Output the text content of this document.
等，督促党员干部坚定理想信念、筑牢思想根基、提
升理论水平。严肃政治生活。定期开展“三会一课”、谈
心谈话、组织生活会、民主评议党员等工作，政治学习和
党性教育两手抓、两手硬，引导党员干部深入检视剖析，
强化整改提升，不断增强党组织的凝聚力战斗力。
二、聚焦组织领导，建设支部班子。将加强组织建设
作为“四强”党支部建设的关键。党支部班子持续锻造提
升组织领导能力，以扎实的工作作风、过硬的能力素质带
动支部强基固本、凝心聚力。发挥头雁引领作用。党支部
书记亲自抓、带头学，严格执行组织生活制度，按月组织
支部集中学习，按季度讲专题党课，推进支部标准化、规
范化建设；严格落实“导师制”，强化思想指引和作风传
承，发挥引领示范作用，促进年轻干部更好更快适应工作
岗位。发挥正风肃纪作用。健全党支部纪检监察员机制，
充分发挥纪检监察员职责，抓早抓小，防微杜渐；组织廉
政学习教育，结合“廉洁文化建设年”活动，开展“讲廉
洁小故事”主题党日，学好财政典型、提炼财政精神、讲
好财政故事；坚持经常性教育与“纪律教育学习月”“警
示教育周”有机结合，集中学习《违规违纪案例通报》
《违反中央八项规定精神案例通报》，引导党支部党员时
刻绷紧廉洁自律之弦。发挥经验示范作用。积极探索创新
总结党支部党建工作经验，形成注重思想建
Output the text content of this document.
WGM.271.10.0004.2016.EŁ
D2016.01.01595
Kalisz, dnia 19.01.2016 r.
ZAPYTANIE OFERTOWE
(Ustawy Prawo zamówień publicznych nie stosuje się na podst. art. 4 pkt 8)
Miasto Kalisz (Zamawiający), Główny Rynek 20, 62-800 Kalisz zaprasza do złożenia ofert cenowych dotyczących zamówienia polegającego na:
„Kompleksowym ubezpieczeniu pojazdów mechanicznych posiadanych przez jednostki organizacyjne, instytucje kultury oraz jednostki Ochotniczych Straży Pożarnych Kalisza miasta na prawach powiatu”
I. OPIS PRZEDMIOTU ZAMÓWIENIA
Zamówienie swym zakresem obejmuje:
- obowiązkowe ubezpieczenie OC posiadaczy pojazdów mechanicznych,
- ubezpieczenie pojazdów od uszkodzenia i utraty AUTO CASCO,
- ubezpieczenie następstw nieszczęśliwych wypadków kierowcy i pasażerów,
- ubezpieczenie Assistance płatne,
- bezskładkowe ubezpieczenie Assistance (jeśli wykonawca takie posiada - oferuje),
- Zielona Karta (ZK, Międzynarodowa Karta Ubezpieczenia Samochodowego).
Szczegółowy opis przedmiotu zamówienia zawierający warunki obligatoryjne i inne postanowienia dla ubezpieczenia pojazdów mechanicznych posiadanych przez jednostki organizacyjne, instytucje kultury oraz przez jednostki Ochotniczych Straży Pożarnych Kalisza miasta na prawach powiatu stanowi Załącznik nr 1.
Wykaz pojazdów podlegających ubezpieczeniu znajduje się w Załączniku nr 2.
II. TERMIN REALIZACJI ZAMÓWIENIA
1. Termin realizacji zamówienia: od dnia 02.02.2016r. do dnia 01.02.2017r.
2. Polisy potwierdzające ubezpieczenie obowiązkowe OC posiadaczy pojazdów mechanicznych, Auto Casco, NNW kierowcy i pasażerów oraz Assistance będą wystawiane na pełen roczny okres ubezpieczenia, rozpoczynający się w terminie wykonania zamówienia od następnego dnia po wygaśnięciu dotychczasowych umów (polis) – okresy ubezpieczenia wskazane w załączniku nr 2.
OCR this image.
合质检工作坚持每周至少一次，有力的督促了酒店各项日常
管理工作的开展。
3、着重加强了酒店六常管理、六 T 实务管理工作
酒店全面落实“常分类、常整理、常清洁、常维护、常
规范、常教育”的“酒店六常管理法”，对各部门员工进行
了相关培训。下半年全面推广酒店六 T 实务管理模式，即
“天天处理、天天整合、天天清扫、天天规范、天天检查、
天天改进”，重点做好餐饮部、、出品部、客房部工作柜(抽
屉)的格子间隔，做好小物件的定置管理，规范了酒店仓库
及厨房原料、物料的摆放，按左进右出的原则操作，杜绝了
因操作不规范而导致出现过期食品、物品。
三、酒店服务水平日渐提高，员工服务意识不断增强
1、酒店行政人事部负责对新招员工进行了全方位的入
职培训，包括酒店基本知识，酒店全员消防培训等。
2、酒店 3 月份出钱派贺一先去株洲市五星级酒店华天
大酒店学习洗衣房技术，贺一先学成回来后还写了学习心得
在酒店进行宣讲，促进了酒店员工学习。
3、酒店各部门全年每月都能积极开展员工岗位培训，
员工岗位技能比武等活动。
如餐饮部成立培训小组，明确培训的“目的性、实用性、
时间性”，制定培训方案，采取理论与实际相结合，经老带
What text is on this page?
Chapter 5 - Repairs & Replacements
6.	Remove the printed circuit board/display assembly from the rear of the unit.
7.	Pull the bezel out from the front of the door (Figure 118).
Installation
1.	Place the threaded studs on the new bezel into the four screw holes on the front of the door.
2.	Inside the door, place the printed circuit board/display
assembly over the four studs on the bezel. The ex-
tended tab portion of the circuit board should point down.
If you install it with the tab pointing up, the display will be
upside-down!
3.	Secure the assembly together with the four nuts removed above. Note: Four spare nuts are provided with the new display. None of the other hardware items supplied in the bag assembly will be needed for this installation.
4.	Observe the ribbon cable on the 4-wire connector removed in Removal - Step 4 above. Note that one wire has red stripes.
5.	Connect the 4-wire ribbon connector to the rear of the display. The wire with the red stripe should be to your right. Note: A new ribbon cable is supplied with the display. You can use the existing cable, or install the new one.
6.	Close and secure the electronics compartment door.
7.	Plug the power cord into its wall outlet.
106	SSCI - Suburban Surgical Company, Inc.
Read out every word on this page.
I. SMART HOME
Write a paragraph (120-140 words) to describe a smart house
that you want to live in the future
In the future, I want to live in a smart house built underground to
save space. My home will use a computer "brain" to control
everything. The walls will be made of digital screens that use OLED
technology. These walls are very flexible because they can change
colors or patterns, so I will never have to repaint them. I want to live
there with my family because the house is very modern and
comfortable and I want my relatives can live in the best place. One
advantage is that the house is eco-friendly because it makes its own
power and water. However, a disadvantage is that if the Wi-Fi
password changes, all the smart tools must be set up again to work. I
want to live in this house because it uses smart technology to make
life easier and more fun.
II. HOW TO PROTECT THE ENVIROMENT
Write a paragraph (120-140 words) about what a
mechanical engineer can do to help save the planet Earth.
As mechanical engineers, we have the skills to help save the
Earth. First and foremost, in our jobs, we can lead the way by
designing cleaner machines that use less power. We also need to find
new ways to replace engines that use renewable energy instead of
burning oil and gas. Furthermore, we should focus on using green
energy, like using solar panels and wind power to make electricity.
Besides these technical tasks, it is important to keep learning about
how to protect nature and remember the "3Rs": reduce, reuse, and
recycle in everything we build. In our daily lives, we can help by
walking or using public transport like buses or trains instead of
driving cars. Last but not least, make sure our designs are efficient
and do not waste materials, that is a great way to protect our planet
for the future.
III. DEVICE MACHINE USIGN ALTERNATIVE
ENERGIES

*-*-*

Exercise requirements: State how many lines of the records above contain "miasta", with no words besides the number.

Output below: 2